Stated task: State only the number of lines that include "trendline".

Extracted records:
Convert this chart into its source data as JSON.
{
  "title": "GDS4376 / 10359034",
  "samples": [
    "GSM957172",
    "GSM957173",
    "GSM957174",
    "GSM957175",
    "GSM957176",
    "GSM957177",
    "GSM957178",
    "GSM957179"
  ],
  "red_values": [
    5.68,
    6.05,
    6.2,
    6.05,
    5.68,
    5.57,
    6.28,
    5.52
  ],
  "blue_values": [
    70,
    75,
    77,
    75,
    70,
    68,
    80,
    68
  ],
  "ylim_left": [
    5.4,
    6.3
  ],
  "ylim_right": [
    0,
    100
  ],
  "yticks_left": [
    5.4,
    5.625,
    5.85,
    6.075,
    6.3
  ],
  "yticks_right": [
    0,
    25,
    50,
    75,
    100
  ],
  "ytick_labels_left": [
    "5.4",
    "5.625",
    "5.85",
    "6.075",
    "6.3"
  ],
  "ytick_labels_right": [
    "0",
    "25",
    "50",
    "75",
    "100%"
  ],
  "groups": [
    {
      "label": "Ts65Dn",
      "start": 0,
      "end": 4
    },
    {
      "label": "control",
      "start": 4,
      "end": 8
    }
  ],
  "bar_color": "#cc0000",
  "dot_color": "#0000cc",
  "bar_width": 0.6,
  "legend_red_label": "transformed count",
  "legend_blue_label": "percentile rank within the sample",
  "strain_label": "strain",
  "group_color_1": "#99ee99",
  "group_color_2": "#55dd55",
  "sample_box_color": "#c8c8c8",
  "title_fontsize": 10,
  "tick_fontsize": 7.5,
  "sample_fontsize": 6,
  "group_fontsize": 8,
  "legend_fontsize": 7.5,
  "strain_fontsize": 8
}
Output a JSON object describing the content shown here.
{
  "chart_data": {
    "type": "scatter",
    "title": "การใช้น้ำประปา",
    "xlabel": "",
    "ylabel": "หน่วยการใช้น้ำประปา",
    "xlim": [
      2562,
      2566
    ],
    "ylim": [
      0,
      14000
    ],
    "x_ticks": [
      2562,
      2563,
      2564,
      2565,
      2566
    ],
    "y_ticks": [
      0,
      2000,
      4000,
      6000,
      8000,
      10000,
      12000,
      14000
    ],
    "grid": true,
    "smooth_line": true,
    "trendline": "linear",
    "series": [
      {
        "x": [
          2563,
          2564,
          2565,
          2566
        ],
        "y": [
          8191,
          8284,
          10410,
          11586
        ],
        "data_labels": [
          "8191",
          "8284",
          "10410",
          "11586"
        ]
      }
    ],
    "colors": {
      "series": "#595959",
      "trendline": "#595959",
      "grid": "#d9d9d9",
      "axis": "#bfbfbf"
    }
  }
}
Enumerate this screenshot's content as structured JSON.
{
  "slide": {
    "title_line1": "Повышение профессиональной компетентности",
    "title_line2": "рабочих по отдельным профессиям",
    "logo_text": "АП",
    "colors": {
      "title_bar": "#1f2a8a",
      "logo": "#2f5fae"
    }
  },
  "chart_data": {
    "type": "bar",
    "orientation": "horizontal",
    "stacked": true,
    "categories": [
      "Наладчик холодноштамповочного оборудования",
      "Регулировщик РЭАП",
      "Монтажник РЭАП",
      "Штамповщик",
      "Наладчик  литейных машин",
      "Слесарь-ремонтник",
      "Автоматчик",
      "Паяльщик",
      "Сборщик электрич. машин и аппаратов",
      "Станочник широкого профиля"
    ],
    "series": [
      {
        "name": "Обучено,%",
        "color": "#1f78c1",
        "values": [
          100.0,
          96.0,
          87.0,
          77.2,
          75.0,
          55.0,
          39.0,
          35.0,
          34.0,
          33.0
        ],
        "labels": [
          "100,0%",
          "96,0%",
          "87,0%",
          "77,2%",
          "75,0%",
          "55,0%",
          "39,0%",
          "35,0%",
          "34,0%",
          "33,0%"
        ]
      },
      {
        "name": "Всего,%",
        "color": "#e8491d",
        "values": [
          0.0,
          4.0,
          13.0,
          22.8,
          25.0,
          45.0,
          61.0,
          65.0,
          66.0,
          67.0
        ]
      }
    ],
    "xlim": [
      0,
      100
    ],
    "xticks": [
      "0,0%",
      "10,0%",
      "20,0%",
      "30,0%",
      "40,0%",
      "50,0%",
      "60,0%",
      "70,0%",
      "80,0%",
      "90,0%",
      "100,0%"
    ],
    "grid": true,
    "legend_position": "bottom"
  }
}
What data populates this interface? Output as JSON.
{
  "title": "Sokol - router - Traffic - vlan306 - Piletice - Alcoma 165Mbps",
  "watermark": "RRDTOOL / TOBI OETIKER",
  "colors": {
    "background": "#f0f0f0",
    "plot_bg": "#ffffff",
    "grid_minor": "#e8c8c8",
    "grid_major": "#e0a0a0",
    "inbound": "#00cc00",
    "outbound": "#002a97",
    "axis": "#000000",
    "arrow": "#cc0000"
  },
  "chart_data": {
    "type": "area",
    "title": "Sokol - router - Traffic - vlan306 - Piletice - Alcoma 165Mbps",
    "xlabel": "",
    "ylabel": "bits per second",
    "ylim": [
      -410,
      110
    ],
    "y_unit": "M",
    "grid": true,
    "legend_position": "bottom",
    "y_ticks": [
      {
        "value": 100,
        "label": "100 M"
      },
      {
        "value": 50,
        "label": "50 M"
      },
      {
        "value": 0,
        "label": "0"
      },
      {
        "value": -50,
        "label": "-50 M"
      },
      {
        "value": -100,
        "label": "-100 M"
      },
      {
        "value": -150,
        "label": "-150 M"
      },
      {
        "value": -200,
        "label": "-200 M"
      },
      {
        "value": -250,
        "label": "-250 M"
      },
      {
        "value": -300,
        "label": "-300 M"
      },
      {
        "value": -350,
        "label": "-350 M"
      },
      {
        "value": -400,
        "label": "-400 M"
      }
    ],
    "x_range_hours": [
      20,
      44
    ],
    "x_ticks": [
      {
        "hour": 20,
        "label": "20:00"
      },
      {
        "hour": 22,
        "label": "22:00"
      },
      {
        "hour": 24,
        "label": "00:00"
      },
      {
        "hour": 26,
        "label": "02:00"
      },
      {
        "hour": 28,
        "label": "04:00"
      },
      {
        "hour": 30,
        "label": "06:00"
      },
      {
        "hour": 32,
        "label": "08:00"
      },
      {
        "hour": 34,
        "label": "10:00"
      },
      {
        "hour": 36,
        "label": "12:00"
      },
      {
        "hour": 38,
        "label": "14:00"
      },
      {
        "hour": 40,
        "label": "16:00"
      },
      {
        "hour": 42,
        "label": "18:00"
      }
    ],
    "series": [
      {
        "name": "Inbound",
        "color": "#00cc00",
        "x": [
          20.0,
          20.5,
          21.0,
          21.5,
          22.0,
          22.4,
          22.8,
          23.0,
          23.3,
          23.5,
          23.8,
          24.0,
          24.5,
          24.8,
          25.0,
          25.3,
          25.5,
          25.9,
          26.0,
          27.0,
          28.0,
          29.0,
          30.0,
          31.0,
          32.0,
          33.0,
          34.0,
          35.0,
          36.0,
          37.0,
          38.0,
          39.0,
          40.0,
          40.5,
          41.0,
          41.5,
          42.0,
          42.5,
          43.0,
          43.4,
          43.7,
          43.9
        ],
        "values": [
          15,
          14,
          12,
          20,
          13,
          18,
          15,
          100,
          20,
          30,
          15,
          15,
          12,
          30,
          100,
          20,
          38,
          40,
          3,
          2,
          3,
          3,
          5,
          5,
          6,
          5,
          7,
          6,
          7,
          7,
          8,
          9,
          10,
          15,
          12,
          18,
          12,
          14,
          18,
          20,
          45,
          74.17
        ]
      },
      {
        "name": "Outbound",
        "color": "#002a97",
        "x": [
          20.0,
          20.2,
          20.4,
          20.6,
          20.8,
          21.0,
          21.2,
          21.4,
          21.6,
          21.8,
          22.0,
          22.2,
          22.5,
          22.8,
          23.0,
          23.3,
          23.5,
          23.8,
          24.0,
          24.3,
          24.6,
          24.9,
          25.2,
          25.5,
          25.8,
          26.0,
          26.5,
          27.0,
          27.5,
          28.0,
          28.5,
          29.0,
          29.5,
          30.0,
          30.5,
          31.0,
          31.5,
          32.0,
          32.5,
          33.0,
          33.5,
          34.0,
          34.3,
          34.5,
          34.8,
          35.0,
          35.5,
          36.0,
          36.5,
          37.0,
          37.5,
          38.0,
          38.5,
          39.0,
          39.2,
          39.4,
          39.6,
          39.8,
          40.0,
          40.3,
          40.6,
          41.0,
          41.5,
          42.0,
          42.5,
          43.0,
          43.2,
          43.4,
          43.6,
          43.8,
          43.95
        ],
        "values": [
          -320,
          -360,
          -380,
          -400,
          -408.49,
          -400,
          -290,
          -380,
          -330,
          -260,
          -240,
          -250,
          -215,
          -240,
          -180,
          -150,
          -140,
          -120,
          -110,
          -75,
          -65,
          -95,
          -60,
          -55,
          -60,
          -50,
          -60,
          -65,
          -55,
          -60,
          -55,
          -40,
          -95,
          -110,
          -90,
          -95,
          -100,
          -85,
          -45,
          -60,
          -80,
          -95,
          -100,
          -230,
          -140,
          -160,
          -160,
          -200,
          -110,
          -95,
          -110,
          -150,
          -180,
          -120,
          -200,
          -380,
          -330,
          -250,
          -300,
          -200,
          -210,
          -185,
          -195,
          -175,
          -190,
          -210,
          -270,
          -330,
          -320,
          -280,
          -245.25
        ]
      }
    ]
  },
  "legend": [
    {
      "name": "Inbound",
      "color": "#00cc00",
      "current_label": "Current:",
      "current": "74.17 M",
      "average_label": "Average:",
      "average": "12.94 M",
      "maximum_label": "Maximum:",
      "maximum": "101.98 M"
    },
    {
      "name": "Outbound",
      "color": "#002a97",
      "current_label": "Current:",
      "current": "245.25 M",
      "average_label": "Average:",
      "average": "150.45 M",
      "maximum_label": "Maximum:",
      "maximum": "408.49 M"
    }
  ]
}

Result for this task: 2